### Data in this exercise
## BEGIN

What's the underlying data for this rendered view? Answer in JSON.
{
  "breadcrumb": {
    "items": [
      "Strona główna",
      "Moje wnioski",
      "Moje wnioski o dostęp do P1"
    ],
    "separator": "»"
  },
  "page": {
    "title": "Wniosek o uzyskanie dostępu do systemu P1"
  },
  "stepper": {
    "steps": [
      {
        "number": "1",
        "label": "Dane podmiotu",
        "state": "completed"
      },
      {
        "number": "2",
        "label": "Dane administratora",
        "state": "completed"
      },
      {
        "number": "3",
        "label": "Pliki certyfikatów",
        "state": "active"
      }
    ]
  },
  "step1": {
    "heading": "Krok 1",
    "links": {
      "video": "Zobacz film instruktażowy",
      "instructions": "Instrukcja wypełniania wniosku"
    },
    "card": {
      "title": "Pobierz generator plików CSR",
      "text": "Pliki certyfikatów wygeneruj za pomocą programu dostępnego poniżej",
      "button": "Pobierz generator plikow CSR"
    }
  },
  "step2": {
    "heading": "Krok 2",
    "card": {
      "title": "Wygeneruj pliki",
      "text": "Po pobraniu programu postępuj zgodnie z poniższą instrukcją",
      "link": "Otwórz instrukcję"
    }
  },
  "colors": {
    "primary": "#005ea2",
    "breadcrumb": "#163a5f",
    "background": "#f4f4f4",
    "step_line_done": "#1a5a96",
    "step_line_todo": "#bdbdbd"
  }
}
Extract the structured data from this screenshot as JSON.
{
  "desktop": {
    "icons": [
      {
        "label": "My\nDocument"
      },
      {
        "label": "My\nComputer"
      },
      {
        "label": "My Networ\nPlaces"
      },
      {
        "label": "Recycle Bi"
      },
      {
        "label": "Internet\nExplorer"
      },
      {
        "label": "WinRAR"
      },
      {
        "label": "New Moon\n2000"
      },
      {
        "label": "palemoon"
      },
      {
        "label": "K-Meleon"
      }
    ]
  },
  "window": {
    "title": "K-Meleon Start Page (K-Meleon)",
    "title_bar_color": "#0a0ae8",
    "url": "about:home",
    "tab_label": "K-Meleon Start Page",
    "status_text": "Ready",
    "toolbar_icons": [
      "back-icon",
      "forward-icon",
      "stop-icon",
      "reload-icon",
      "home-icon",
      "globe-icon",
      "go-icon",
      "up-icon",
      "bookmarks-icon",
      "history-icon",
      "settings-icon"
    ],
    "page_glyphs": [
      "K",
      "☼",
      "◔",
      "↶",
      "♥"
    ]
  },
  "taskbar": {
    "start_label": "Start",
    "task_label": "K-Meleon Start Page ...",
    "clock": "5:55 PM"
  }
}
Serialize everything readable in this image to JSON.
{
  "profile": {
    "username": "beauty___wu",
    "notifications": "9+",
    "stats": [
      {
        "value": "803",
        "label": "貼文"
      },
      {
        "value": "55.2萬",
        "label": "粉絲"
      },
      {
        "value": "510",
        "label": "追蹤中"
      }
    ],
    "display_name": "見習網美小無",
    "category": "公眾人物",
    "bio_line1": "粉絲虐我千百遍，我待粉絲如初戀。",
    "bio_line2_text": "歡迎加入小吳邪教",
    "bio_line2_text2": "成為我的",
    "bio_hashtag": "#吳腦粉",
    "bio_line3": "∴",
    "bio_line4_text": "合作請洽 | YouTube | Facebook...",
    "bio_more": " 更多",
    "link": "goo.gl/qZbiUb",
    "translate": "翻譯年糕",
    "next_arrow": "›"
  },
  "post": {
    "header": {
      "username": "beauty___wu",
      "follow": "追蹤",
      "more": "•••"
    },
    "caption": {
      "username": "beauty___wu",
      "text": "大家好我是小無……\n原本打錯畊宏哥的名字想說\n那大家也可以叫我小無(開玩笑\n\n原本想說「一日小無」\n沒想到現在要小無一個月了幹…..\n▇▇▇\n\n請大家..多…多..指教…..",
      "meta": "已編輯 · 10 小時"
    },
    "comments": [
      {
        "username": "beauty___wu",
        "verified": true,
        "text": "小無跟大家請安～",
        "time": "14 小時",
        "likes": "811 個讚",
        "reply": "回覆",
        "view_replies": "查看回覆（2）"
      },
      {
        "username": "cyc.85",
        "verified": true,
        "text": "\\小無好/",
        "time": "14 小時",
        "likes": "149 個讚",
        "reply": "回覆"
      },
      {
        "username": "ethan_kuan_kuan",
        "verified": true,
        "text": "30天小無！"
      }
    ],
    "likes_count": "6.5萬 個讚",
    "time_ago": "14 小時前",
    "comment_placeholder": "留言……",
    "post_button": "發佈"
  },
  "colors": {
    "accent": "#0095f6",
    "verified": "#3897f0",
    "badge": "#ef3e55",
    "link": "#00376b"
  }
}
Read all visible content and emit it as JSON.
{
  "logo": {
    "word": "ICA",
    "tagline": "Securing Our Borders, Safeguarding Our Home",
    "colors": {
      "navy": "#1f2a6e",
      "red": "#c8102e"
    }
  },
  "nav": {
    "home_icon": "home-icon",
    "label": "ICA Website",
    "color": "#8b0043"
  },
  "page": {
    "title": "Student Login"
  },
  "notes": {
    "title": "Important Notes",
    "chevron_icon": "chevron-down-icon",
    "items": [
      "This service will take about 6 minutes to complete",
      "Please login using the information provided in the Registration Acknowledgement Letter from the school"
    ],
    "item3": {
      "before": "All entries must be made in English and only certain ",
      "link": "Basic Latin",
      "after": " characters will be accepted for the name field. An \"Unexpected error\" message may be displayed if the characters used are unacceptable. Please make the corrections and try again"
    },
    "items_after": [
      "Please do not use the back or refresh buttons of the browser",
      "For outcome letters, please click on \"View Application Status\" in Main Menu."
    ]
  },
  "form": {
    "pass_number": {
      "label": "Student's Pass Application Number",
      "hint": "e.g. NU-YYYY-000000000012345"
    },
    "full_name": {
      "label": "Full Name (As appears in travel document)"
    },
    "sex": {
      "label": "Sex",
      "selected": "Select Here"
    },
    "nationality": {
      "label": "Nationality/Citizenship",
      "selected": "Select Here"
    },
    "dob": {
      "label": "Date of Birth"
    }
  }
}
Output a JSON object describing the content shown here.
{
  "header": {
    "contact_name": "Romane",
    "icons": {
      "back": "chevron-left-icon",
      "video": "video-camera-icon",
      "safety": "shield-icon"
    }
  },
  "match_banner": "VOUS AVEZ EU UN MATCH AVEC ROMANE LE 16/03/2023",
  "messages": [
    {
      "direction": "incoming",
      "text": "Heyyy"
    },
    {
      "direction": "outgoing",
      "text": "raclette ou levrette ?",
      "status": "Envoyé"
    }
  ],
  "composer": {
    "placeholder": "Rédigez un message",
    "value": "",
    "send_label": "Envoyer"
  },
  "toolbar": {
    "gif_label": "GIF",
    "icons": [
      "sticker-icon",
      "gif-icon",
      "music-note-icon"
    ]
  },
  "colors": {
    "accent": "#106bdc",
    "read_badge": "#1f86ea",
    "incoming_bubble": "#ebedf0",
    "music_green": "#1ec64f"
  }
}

## END

### Work to be completed
Tally up how many lines in the preceding listing contain the word "Student". Give nothing but the number.

### Problem solution
2